## 引用文
※ ※ ※

北海道ツーリング2016前編











受難その1



 5:50にぐらいに起床した。どうやら身体にだいぶキャンプ旅が馴染んできたようだ。

 早朝の凛と引き締まった空気の中、トーストと熱いコーヒーという簡単な食事を済ませた。

 近くの水道で洗顔をしていると、後ろから肩を叩かれる。

 よう、キタノさん、来てたのかい。こっちは、西興部のキャンプ場から移動してきたばかりなんだ。これからどこに行くんだい。なにクッチャロ湖方面かい。稚内でオイル交換したいだあ?ああ、この店なんてどうだい。でもよう、ボッタクリって書いてあるよう(笑)まあ、洗顔中邪魔したね。気をつけてね!

 おとうだった。

 そうか、ここのキャンプ場は、おとうがシーズン券を購入するほど常連のキャンプ場だった。多分、例のスナックにはウイスがボトルキープされていることであろう。

 お互い苦笑いしながら別れた。

 次に来る時は、久々にエルムにボトルを入れてしこたま飲んで、ガンガン松山千春の曲を歌いまくるかあ〜

 そして、テントを撤収し、パッキングを完璧に済ませ、オロロンラインのクライマックスに向け、スロットルをあげた。もしかしたら、北のサムライと愛機ゼファーもクライマックスに突入していたかも知れぬ?

 雲海の上の利尻山山頂の光景がとても美しかった。





 このあたりで、デジカメのバッテリーが切れてしまった。やむなく予備のデジカメを出す。バッテリーは、シガーソケットに繋いで充電を始めた。思えばこれも後の悲劇の遠因になるのかなあ?

 ここは、抜海岩あたりだ。ついでに撮影しておこう。十数年ぐらい前まで真下に民家があった記憶もあるのだが、今はもうなにもない。

※ ※ ※

## 指示 1
記録の中から文字列「Hotspot」を含む行をすべて探し出し、その行を書き写してください。大文字と小文字は区別します。

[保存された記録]
※ ※ ※

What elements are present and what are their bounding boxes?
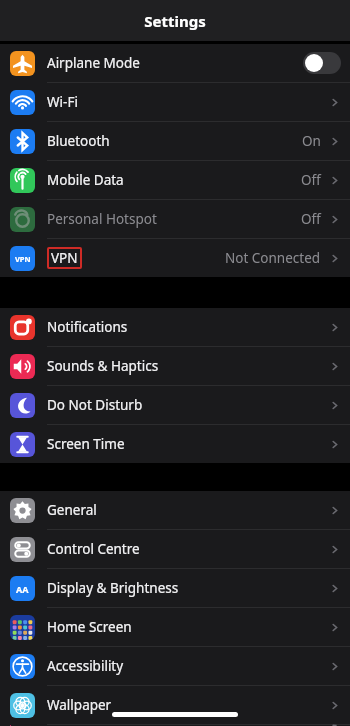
staticText: Airplane Mode: [47, 54, 140, 72]
staticText: Off: [301, 171, 321, 189]
button[interactable]: Airplane Mode switch: [303, 52, 341, 74]
button[interactable]: Mobile Data: [0, 161, 350, 199]
button[interactable]: VPN: [0, 239, 350, 277]
button[interactable]: Wi-Fi: [0, 83, 350, 121]
staticText: AA: [16, 583, 29, 595]
staticText: General: [47, 501, 97, 519]
staticText: On: [302, 132, 321, 150]
button[interactable]: Screen Time: [0, 425, 350, 463]
staticText: Not Connected: [225, 249, 321, 267]
button[interactable]: Do Not Disturb: [0, 386, 350, 424]
staticText: VPN: [15, 254, 31, 264]
staticText: Control Centre: [47, 540, 140, 558]
staticText: Bluetooth: [47, 132, 110, 150]
staticText: Screen Time: [47, 435, 125, 453]
button[interactable]: Wallpaper: [0, 686, 350, 724]
staticText: Sounds & Haptics: [47, 357, 159, 375]
button[interactable]: AA: [0, 569, 350, 607]
button[interactable]: Control Centre: [0, 530, 350, 568]
button[interactable]: Bluetooth: [0, 122, 350, 160]
button[interactable]: Accessibility: [0, 647, 350, 685]
staticText: Mobile Data: [47, 171, 124, 189]
staticText: Wallpaper: [47, 696, 112, 714]
staticText: Personal Hotspot: [47, 210, 157, 228]
button[interactable]: Notifications: [0, 308, 350, 346]
staticText: Wi-Fi: [47, 93, 78, 111]
button[interactable]: General: [0, 491, 350, 529]
staticText: Do Not Disturb: [47, 396, 143, 414]
staticText: Off: [301, 210, 321, 228]
staticText: Accessibility: [47, 657, 124, 675]
button[interactable]: Sounds & Haptics: [0, 347, 350, 385]
staticText: VPN: [51, 249, 78, 267]
staticText: Settings: [144, 11, 206, 31]
button[interactable]: Airplane Mode: [0, 44, 350, 82]
staticText: Display & Brightness: [47, 579, 179, 597]
staticText: Home Screen: [47, 618, 132, 636]
button[interactable]: Home Screen: [0, 608, 350, 646]
button[interactable]: Siri & Search: [0, 725, 350, 726]
staticText: Notifications: [47, 318, 128, 336]
button[interactable]: Personal Hotspot: [0, 200, 350, 238]
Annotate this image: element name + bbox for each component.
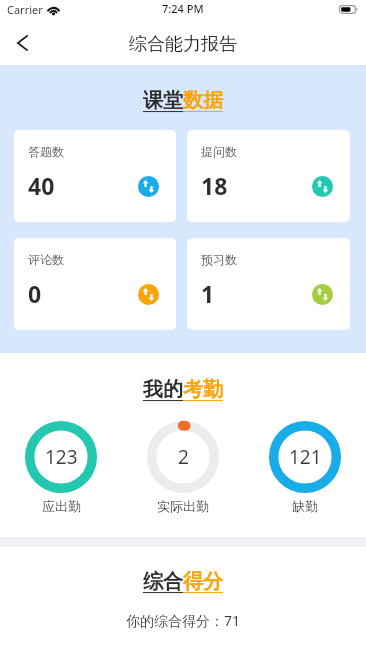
- staticText: 缺勤: [292, 498, 318, 514]
- staticText: 1: [201, 278, 215, 309]
- button[interactable]: 121: [269, 421, 341, 493]
- button[interactable]: 2: [147, 421, 219, 493]
- staticText: 考勤: [183, 377, 223, 402]
- staticText: 课堂: [143, 88, 183, 113]
- staticText: 40: [28, 170, 55, 201]
- staticText: 18: [201, 170, 228, 201]
- button[interactable]: 答题数: [14, 130, 176, 222]
- staticText: 数据: [183, 88, 223, 113]
- staticText: 综合: [143, 569, 183, 594]
- staticText: 答题数: [28, 144, 64, 159]
- staticText: Carrier: [7, 2, 43, 17]
- button[interactable]: 提问数: [187, 130, 350, 222]
- button[interactable]: 预习数: [187, 238, 350, 330]
- staticText: 123: [45, 444, 78, 470]
- staticText: 我的: [143, 377, 183, 402]
- button[interactable]: 评论数: [14, 238, 176, 330]
- staticText: 实际出勤: [157, 498, 209, 514]
- staticText: 得分: [183, 569, 223, 594]
- staticText: 7:24 PM: [162, 1, 204, 16]
- staticText: 综合能力报告: [129, 33, 237, 56]
- staticText: 应出勤: [42, 498, 81, 514]
- staticText: 提问数: [201, 144, 237, 159]
- button[interactable]: Back: [0, 21, 44, 65]
- staticText: 0: [28, 278, 42, 309]
- staticText: 2: [178, 444, 189, 470]
- staticText: 评论数: [28, 252, 64, 267]
- staticText: 你的综合得分：71: [0, 611, 366, 630]
- staticText: 121: [289, 444, 322, 470]
- staticText: 预习数: [201, 252, 237, 267]
- button[interactable]: 123: [25, 421, 97, 493]
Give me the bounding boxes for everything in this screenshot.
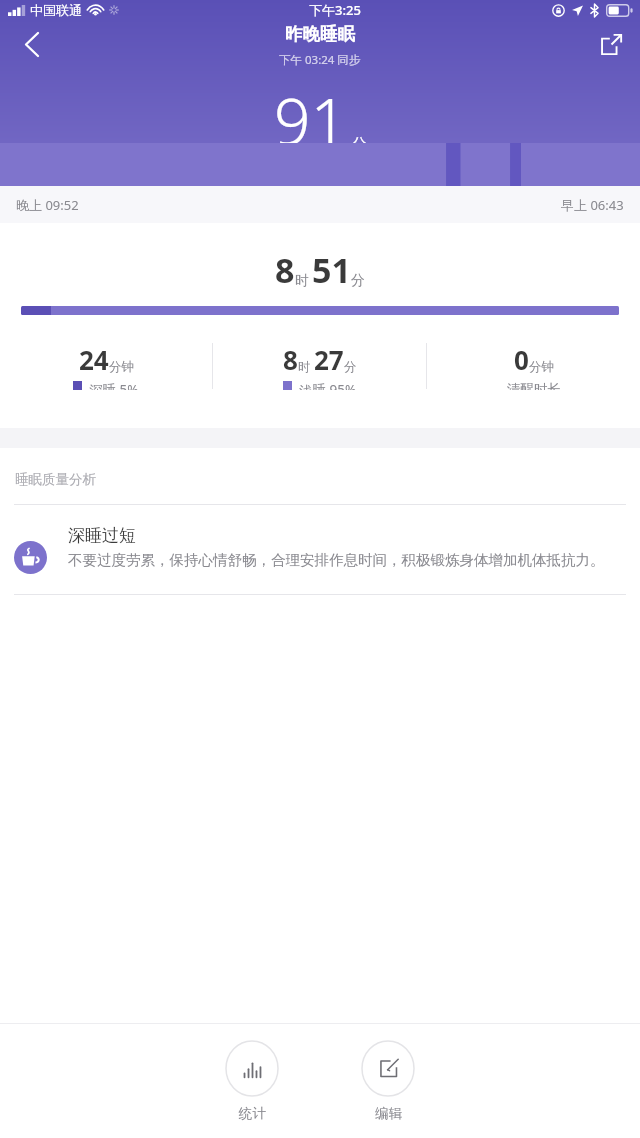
staticText: 27 [314, 342, 344, 377]
staticText: 深睡过短 [68, 525, 136, 546]
staticText: 下午3:25 [309, 1, 361, 19]
staticText: 睡眠质量分析 [15, 471, 96, 488]
staticText: 昨晚睡眠 [285, 23, 355, 45]
button[interactable]: 编辑 [345, 1024, 431, 1122]
button[interactable]: 24 [0, 342, 212, 390]
staticText: 24 [79, 342, 109, 377]
staticText: 分 [344, 359, 357, 375]
staticText: 分 [351, 272, 365, 290]
staticText: 时 [298, 359, 311, 375]
staticText: 下午 03:24 同步 [279, 52, 361, 68]
button[interactable]: 0 [427, 342, 640, 390]
button[interactable]: 8 [213, 342, 426, 390]
staticText: 中国联通 [30, 2, 82, 18]
staticText: 不要过度劳累，保持心情舒畅，合理安排作息时间，积极锻炼身体增加机体抵抗力。 [68, 551, 605, 569]
staticText: 你比 88% 的用户睡得香 [244, 167, 397, 187]
staticText: 清醒时长 [507, 381, 561, 390]
staticText: 分 [352, 135, 367, 154]
button[interactable]: Share [588, 21, 634, 67]
staticText: 8 [275, 247, 295, 293]
staticText: 编辑 [375, 1105, 402, 1122]
button[interactable]: Back [8, 21, 54, 67]
staticText: 晚上 09:52 [16, 196, 79, 214]
staticText: 统计 [239, 1105, 266, 1122]
staticText: 浅睡 95% [299, 381, 357, 390]
staticText: 0 [514, 342, 529, 377]
staticText: 分钟 [529, 359, 554, 375]
staticText: 分钟 [109, 359, 134, 375]
staticText: 91 [274, 77, 348, 164]
staticText: 8 [283, 342, 298, 377]
staticText: 早上 06:43 [561, 196, 624, 214]
staticText: 深睡 5% [89, 381, 139, 390]
button[interactable]: 深睡过短 [0, 505, 640, 594]
staticText: 时 [295, 272, 309, 290]
staticText: 51 [312, 247, 351, 293]
button[interactable]: 统计 [209, 1024, 295, 1122]
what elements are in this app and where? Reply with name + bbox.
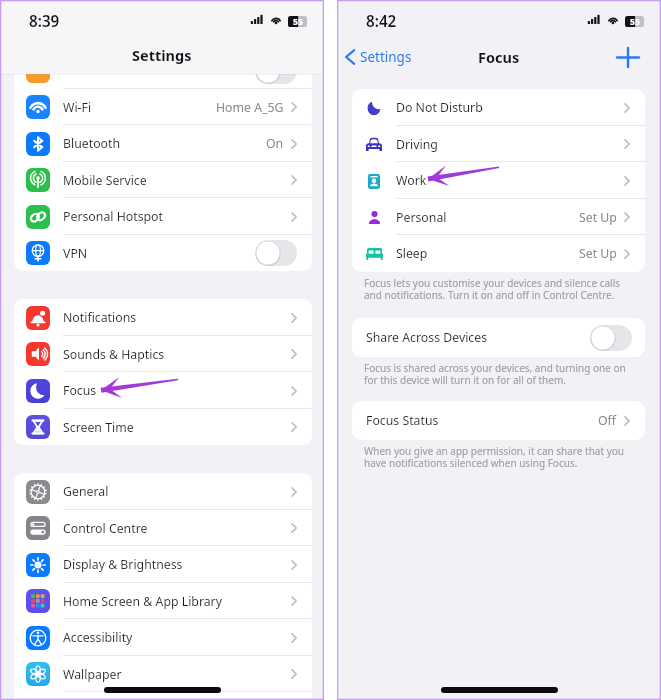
staticText: 8:42 bbox=[366, 11, 397, 32]
staticText: Wallpaper bbox=[63, 666, 122, 683]
staticText: On bbox=[266, 135, 284, 152]
staticText: Control Centre bbox=[63, 520, 148, 537]
button[interactable]: Personal Hotspot bbox=[14, 198, 312, 235]
button[interactable]: Home Screen & App Library bbox=[14, 583, 312, 619]
button[interactable]: Work bbox=[352, 162, 645, 199]
button[interactable]: Display & Brightness bbox=[14, 546, 312, 583]
staticText: Home A_5G bbox=[216, 99, 284, 116]
staticText: Off bbox=[598, 412, 617, 429]
button[interactable]: Sleep bbox=[352, 235, 645, 272]
staticText: When you give an app permission, it can … bbox=[364, 444, 629, 470]
button[interactable]: Screen Time bbox=[14, 409, 312, 445]
staticText: Bluetooth bbox=[63, 135, 121, 152]
button[interactable]: Personal bbox=[352, 199, 645, 235]
button[interactable]: Mobile Service bbox=[14, 162, 312, 198]
staticText: Focus bbox=[478, 47, 520, 67]
button[interactable] bbox=[14, 52, 312, 89]
button[interactable] bbox=[590, 325, 632, 351]
staticText: 55 bbox=[293, 16, 303, 27]
staticText: Do Not Disturb bbox=[396, 99, 483, 116]
button[interactable]: Sounds & Haptics bbox=[14, 336, 312, 372]
staticText: Work bbox=[396, 172, 427, 189]
button[interactable]: Driving bbox=[352, 126, 645, 162]
button[interactable]: VPN bbox=[14, 235, 312, 271]
staticText: Set Up bbox=[579, 209, 617, 226]
button[interactable]: Focus Status bbox=[352, 401, 645, 440]
button[interactable]: Siri & Search bbox=[14, 692, 312, 700]
staticText: Wi-Fi bbox=[63, 99, 92, 116]
staticText: Notifications bbox=[63, 309, 137, 326]
staticText: Mobile Service bbox=[63, 172, 147, 189]
staticText: Driving bbox=[396, 136, 438, 153]
button[interactable] bbox=[255, 240, 297, 266]
staticText: 55 bbox=[630, 16, 640, 27]
button[interactable]: Do Not Disturb bbox=[352, 89, 645, 126]
staticText: Sleep bbox=[396, 245, 428, 262]
button[interactable]: Control Centre bbox=[14, 510, 312, 546]
button[interactable]: Share Across Devices bbox=[352, 318, 645, 357]
staticText: Accessibility bbox=[63, 629, 133, 646]
staticText: Focus lets you customise your devices an… bbox=[364, 276, 629, 302]
staticText: Screen Time bbox=[63, 419, 134, 436]
staticText: Personal bbox=[396, 209, 447, 226]
staticText: Settings bbox=[132, 45, 192, 65]
staticText: Home Screen & App Library bbox=[63, 593, 222, 610]
staticText: Settings bbox=[360, 48, 412, 66]
button[interactable]: Accessibility bbox=[14, 619, 312, 656]
button[interactable]: Wi-Fi bbox=[14, 89, 312, 125]
button[interactable]: Focus bbox=[14, 372, 312, 409]
staticText: Focus Status bbox=[366, 412, 439, 429]
button[interactable] bbox=[255, 58, 297, 84]
staticText: Personal Hotspot bbox=[63, 208, 163, 225]
staticText: 8:39 bbox=[29, 11, 60, 32]
button[interactable]: Bluetooth bbox=[14, 125, 312, 162]
button[interactable]: General bbox=[14, 473, 312, 510]
button[interactable]: Settings bbox=[345, 48, 412, 66]
staticText: Sounds & Haptics bbox=[63, 346, 165, 363]
button[interactable]: Add Focus bbox=[615, 44, 641, 70]
button[interactable]: Notifications bbox=[14, 299, 312, 336]
staticText: Focus is shared across your devices, and… bbox=[364, 361, 629, 387]
staticText: Set Up bbox=[579, 245, 617, 262]
button[interactable]: Wallpaper bbox=[14, 656, 312, 692]
staticText: Focus bbox=[63, 382, 97, 399]
staticText: Display & Brightness bbox=[63, 556, 183, 573]
staticText: Share Across Devices bbox=[366, 329, 488, 346]
staticText: General bbox=[63, 483, 109, 500]
staticText: VPN bbox=[63, 245, 88, 262]
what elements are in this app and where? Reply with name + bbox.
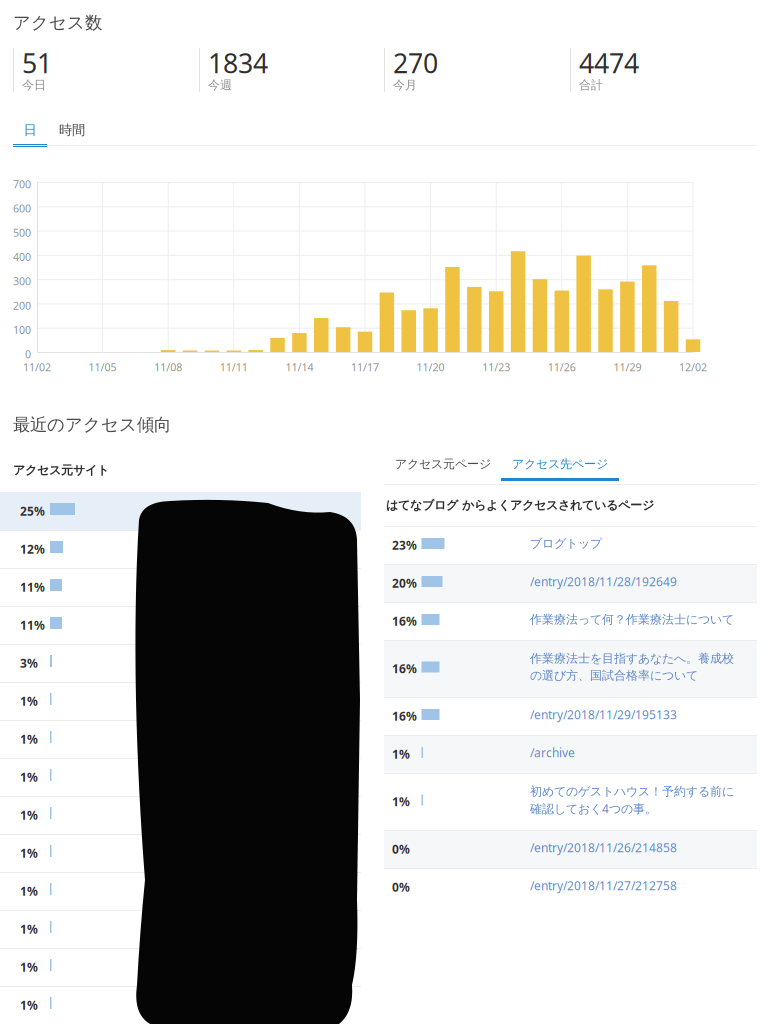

※ ※ ※

## 指示 2
北海道ツーリングの記事から、「よう、キタノさん、来てたのか」で始まり「ープされていることであろう。」まで続く部分を一字一句違えずに書き写してください。

## 回答 1
staticText: Personal Hotspot: [47, 210, 157, 228]
button[interactable]: Personal Hotspot: [0, 200, 350, 238]
button[interactable]: Personal Hotspot bbox=[14, 198, 312, 235]
staticText: Personal Hotspot bbox=[63, 208, 163, 225]

## 回答 2
よう、キタノさん、来てたのかい。こっちは、西興部のキャンプ場から移動してきたばかりなんだ。これからどこに行くんだい。なにクッチャロ湖方面かい。稚内でオイル交換したいだあ?ああ、この店なんてどうだい。でもよう、ボッタクリって書いてあるよう(笑)まあ、洗顔中邪魔したね。気をつけてね!

 おとうだった。

 そうか、ここのキャンプ場は、おとうがシーズン券を購入するほど常連のキャンプ場だった。多分、例のスナックにはウイスがボトルキープされていることであろう。